## [Exercise objective]
In the entries below, find every line holding the string "masque" and collect it.

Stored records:
_____

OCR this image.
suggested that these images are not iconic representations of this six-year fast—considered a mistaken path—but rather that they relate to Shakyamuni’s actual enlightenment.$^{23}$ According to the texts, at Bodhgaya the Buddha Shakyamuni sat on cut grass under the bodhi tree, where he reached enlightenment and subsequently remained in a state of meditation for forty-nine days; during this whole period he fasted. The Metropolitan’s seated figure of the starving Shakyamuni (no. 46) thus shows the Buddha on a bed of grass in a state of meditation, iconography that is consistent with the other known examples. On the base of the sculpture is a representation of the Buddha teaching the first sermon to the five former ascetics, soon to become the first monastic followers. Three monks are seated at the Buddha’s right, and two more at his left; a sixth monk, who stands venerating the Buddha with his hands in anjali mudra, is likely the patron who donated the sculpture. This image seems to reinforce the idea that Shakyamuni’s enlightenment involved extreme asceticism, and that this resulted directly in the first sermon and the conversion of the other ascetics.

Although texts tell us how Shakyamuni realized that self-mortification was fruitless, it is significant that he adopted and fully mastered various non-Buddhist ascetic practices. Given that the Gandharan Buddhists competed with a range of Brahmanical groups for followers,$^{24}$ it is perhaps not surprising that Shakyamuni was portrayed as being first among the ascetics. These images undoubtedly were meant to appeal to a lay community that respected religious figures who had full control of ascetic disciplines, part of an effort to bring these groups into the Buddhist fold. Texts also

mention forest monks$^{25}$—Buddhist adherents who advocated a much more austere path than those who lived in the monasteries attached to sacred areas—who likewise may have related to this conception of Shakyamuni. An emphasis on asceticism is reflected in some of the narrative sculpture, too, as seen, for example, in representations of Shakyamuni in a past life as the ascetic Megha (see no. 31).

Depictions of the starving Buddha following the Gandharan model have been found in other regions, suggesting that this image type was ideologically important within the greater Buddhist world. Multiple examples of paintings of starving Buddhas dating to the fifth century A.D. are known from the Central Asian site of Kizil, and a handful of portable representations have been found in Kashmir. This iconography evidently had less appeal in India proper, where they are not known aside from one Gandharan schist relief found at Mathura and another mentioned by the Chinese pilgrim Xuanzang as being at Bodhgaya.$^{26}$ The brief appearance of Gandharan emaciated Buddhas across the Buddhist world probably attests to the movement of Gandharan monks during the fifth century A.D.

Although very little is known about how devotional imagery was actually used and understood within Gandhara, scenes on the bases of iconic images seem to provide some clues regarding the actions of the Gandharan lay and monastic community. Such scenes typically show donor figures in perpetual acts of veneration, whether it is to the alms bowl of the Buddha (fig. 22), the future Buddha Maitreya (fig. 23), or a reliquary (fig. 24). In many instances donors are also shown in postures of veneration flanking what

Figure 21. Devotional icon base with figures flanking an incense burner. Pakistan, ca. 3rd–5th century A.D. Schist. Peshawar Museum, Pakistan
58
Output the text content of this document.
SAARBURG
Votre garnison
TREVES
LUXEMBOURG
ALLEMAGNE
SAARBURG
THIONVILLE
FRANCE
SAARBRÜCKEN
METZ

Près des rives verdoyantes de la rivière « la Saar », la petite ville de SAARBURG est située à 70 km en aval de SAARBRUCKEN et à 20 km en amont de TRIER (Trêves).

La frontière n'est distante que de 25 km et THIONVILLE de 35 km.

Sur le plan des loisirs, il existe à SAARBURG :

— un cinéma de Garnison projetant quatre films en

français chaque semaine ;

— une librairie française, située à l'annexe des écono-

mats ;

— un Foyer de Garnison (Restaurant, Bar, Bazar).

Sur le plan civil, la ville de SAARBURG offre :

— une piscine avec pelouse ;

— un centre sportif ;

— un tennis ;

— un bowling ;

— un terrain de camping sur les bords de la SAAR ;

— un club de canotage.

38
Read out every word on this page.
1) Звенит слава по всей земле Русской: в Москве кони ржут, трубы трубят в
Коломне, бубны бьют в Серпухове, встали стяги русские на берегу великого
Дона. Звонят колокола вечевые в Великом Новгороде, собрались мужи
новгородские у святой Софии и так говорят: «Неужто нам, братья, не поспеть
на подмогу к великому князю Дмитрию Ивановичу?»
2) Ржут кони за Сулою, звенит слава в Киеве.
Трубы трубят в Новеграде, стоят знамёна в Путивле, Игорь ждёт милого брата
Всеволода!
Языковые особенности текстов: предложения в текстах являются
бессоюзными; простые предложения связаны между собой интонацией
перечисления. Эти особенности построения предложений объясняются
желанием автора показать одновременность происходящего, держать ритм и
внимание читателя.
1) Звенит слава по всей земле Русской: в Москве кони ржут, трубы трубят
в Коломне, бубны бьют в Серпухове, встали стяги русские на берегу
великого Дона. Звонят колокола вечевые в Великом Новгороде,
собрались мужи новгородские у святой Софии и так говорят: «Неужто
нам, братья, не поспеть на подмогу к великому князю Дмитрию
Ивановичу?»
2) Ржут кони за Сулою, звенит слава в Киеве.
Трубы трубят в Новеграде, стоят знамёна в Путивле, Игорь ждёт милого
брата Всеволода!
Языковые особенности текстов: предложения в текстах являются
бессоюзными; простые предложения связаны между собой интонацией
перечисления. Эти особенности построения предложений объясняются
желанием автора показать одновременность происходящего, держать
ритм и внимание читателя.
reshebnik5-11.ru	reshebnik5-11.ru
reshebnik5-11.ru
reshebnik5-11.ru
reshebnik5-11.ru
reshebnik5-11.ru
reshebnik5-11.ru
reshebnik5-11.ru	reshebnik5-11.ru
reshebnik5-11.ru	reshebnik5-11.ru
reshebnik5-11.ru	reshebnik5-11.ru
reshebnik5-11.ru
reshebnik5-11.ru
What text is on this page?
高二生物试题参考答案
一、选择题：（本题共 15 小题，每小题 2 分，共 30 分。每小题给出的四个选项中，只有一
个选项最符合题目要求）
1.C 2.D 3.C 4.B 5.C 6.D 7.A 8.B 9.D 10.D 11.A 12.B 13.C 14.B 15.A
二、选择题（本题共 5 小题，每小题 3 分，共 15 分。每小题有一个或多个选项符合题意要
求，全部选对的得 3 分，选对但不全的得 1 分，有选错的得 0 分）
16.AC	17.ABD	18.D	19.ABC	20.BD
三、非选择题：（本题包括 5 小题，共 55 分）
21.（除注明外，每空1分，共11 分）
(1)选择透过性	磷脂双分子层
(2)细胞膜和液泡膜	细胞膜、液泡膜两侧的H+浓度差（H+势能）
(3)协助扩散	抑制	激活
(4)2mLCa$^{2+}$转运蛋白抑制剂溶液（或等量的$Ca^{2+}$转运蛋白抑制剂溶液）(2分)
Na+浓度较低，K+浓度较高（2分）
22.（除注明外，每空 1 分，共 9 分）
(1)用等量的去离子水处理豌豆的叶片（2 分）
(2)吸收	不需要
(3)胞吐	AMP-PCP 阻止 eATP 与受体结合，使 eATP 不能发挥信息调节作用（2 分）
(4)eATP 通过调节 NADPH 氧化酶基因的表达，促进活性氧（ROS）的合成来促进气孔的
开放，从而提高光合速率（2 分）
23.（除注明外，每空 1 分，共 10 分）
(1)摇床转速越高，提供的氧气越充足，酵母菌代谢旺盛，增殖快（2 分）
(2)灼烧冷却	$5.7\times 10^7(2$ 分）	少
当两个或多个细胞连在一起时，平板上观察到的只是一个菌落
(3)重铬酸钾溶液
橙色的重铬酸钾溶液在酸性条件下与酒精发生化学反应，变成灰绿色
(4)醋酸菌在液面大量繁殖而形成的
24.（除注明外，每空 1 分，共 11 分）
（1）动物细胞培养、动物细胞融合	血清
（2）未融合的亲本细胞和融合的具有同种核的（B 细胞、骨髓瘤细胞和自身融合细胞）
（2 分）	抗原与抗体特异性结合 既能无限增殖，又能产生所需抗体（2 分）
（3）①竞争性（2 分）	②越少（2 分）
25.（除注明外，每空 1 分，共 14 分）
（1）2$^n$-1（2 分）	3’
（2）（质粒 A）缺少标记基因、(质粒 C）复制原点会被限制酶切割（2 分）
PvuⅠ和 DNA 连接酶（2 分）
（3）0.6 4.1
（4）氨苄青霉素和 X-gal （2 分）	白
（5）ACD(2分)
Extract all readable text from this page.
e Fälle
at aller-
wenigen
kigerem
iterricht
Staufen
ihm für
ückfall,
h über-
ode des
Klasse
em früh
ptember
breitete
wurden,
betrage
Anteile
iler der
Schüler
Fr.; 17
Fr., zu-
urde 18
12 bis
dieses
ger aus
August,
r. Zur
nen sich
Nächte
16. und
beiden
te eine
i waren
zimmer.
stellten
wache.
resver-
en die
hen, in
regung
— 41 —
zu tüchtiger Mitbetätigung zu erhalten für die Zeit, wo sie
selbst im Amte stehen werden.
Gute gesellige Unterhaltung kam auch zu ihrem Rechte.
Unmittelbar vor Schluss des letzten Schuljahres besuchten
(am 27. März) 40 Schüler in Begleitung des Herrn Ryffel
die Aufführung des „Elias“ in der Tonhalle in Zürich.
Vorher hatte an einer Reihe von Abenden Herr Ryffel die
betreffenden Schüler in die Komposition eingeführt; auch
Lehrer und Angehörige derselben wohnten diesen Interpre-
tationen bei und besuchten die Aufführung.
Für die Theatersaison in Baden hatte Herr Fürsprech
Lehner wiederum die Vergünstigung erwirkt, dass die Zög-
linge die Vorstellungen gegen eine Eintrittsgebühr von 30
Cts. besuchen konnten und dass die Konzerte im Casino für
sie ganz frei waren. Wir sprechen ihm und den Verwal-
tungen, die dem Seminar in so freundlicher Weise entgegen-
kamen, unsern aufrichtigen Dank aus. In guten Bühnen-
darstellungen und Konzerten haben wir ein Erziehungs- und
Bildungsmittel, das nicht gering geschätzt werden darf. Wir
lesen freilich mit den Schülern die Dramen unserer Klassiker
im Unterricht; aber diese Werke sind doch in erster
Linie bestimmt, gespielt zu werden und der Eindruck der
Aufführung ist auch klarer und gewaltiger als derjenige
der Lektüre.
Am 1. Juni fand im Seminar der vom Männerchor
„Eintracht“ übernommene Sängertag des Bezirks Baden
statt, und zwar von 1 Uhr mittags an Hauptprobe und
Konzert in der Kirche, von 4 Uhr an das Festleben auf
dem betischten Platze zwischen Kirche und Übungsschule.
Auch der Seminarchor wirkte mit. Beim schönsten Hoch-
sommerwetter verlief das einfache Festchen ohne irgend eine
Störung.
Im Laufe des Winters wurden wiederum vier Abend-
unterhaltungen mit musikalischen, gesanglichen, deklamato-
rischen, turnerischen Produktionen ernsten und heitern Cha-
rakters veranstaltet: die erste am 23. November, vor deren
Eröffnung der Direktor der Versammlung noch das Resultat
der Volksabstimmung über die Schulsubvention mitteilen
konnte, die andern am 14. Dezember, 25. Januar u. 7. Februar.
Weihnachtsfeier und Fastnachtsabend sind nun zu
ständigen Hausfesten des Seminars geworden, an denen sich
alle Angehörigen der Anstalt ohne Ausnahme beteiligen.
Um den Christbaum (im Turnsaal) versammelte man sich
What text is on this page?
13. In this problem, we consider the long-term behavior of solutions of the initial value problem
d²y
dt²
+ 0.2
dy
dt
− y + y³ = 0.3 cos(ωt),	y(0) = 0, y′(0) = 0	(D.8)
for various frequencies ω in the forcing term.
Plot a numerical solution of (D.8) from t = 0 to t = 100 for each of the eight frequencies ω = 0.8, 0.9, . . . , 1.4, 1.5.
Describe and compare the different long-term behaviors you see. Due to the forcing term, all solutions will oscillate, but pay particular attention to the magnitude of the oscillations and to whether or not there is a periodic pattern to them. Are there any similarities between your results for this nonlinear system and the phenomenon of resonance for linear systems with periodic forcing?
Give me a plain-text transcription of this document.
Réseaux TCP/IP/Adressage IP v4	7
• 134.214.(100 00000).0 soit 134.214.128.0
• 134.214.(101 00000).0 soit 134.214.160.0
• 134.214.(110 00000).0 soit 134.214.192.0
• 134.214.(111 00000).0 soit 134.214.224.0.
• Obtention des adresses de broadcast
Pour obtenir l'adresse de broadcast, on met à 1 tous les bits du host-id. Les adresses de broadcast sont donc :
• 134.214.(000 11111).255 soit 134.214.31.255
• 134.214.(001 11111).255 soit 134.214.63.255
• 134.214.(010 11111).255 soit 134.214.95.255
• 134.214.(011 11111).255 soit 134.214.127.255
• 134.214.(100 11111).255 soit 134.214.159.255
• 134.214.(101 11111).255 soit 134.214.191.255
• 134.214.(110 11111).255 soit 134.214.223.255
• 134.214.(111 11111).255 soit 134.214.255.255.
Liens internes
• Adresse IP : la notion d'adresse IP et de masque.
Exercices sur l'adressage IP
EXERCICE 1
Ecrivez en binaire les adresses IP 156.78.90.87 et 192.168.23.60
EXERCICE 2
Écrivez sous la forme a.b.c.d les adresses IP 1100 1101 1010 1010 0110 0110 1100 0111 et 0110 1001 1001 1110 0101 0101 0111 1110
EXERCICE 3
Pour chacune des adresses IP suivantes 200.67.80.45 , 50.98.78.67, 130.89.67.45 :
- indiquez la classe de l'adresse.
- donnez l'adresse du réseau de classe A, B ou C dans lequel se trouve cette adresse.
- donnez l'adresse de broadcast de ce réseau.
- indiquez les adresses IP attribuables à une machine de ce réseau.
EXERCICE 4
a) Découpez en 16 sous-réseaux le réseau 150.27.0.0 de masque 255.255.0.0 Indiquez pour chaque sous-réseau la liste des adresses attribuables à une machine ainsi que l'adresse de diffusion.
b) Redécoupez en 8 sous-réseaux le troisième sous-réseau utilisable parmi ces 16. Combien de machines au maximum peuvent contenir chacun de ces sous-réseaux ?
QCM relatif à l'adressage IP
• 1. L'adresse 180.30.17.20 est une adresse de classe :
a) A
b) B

_____

## [Task result]
• Adresse IP : la notion d'adresse IP et de masque.
a) Découpez en 16 sous-réseaux le réseau 150.27.0.0 de masque 255.255.0.0 Indiquez pour chaque sous-réseau la liste des adresses attribuables à une machine ainsi que l'adresse de diffusion.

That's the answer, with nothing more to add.